### [Exercise material]
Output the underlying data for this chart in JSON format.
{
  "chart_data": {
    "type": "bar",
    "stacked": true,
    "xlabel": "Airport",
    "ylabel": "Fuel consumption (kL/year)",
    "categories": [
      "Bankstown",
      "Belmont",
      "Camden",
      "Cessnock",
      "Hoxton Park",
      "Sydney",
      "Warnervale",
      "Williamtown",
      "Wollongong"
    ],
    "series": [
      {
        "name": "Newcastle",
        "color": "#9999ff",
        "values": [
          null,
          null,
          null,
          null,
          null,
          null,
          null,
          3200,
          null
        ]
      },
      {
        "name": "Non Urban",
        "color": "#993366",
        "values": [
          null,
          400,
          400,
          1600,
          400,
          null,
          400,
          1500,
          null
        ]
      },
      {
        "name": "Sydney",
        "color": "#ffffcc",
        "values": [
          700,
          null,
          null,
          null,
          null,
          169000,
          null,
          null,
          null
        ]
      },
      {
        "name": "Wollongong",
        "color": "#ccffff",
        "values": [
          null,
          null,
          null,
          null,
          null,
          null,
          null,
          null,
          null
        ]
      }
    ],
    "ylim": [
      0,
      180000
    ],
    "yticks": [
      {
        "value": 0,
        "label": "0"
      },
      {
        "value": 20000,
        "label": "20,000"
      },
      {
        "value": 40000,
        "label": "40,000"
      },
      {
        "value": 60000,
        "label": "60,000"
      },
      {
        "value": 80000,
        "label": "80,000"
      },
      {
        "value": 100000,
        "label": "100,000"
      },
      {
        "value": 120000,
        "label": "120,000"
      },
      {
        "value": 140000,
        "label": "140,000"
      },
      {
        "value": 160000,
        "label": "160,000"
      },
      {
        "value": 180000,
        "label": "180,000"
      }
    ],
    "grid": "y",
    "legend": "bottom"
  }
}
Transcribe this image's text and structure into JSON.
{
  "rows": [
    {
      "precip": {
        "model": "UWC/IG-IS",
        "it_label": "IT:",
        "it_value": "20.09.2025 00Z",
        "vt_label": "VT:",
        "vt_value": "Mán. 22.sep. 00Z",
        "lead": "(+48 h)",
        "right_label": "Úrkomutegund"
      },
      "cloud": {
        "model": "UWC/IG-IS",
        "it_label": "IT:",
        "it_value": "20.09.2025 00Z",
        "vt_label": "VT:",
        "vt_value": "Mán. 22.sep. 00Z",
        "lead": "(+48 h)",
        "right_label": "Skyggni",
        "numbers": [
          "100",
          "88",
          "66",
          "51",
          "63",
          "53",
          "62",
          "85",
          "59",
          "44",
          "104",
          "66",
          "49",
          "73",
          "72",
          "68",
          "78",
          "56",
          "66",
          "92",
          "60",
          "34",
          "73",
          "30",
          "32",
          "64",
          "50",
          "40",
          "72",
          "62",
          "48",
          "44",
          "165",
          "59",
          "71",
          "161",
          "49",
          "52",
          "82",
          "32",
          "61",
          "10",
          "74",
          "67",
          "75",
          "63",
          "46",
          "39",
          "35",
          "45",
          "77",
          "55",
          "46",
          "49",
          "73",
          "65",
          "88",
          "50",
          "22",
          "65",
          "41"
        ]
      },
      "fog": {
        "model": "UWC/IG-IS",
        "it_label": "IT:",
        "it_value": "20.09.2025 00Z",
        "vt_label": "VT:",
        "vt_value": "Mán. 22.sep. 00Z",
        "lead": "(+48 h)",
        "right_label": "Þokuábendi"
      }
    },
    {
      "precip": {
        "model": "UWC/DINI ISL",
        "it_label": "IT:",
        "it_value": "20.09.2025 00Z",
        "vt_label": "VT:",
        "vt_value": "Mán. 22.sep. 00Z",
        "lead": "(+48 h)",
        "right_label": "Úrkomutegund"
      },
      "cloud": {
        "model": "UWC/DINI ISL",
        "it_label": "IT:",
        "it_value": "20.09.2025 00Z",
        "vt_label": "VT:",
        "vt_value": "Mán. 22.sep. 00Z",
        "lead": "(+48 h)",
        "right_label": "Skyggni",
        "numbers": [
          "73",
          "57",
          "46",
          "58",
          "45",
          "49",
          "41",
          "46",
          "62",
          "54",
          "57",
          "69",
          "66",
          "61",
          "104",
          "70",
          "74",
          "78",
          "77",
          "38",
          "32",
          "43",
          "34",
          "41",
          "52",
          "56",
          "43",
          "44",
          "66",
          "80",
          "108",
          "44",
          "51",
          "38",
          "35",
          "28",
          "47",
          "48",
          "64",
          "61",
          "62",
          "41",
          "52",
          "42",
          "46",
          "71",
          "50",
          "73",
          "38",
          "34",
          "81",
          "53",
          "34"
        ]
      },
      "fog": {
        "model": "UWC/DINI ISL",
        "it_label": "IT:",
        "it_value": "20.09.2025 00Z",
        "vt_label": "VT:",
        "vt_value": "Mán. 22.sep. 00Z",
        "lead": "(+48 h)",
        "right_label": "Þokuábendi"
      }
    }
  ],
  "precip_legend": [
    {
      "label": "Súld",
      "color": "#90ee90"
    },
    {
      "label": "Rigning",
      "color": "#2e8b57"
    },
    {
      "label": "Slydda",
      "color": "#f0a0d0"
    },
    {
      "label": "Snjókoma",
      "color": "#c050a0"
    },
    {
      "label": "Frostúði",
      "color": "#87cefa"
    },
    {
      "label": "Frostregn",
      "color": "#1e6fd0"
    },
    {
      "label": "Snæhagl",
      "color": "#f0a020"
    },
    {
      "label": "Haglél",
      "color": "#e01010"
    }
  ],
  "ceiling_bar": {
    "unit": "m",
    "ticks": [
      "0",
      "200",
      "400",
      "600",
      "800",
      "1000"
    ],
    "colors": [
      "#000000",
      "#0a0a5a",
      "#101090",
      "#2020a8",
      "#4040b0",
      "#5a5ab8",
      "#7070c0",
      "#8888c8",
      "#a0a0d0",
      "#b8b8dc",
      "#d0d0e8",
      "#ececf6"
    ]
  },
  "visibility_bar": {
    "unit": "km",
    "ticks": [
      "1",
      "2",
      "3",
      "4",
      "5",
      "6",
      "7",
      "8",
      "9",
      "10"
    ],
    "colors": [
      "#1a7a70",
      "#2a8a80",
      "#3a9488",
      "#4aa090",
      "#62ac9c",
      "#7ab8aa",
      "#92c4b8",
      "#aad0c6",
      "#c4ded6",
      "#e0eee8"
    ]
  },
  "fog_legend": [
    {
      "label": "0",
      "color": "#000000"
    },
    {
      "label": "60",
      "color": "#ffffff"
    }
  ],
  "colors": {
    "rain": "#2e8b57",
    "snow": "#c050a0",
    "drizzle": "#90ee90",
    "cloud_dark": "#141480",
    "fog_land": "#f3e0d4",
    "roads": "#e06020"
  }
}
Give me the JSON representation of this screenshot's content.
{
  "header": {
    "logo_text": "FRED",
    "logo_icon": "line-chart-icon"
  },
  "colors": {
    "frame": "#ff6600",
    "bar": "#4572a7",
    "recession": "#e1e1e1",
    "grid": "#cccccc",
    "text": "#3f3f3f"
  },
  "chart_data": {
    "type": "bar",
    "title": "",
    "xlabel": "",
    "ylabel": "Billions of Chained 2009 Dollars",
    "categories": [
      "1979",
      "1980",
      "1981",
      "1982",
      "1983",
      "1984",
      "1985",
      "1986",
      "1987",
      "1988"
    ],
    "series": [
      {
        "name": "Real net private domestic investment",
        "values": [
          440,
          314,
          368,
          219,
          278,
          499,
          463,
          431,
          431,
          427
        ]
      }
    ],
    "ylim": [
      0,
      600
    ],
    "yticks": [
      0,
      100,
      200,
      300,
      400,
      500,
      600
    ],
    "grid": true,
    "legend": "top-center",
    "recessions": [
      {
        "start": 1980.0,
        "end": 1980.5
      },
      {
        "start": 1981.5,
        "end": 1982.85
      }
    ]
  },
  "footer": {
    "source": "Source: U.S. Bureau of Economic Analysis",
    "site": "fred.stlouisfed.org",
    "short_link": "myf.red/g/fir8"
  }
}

### [Directions]
Transcribe, word for word, every line from the one containing "Give me the" through the final line of the entries, and nothing else.

### [Finished task]
Give me the JSON representation of this screenshot's content.
{
  "header": {
    "logo_text": "FRED",
    "logo_icon": "line-chart-icon"
  },
  "colors": {
    "frame": "#ff6600",
    "bar": "#4572a7",
    "recession": "#e1e1e1",
    "grid": "#cccccc",
    "text": "#3f3f3f"
  },
  "chart_data": {
    "type": "bar",
    "title": "",
    "xlabel": "",
    "ylabel": "Billions of Chained 2009 Dollars",
    "categories": [
      "1979",
      "1980",
      "1981",
      "1982",
      "1983",
      "1984",
      "1985",
      "1986",
      "1987",
      "1988"
    ],
    "series": [
      {
        "name": "Real net private domestic investment",
        "values": [
          440,
          314,
          368,
          219,
          278,
          499,
          463,
          431,
          431,
          427
        ]
      }
    ],
    "ylim": [
      0,
      600
    ],
    "yticks": [
      0,
      100,
      200,
      300,
      400,
      500,
      600
    ],
    "grid": true,
    "legend": "top-center",
    "recessions": [
      {
        "start": 1980.0,
        "end": 1980.5
      },
      {
        "start": 1981.5,
        "end": 1982.85
      }
    ]
  },
  "footer": {
    "source": "Source: U.S. Bureau of Economic Analysis",
    "site": "fred.stlouisfed.org",
    "short_link": "myf.red/g/fir8"
  }
}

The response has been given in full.